(Stored items)
====================

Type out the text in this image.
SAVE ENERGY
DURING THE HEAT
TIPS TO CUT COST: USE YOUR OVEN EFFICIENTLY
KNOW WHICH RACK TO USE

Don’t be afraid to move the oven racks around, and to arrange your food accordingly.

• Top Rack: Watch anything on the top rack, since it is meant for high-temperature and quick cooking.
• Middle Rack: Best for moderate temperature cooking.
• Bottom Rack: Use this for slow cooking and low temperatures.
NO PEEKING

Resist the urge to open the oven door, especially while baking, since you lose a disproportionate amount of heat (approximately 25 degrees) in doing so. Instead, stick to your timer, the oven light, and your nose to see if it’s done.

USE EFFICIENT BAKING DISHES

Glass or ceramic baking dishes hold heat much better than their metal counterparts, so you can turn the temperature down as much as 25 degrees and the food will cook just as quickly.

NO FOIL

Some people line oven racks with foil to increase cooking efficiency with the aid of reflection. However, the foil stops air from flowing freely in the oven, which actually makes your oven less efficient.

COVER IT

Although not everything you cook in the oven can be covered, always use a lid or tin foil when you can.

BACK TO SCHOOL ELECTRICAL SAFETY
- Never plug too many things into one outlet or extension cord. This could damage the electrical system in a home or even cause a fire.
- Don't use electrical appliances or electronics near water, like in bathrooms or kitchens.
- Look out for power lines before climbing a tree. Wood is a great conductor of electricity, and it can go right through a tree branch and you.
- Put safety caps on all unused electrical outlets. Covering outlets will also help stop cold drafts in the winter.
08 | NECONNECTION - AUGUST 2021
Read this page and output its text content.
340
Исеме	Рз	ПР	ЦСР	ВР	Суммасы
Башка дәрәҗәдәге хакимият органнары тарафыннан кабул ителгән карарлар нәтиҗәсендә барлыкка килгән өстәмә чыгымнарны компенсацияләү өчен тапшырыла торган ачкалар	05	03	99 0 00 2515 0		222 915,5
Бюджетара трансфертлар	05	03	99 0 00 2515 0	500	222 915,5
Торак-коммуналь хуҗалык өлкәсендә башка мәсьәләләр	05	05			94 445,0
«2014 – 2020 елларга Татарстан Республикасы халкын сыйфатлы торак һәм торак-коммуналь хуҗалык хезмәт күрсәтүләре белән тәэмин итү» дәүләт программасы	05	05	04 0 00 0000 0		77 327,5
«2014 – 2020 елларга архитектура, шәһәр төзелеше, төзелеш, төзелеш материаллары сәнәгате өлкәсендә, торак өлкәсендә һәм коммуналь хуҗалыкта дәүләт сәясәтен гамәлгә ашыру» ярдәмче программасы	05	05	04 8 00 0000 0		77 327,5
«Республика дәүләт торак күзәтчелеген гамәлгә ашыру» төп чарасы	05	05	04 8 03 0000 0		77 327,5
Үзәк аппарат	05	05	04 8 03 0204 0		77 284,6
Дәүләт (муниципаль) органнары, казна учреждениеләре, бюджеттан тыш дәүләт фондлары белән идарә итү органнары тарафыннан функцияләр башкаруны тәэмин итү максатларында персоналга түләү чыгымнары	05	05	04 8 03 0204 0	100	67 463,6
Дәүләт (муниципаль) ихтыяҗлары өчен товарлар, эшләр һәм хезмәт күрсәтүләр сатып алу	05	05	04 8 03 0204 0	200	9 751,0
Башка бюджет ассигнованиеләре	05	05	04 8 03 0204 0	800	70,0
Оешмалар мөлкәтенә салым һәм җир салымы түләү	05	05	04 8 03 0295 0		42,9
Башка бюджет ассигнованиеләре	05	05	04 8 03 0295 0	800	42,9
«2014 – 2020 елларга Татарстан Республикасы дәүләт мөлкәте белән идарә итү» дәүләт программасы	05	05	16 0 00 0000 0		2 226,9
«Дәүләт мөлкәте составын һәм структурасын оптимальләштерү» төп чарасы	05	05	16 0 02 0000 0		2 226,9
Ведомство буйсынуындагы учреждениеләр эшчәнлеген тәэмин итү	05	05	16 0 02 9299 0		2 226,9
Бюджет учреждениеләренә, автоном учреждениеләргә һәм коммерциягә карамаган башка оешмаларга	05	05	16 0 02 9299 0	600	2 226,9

====================

[What is expected]
Only a number is wanted: how many lines contain "хезмәт"?

[Reply to the exercise]
2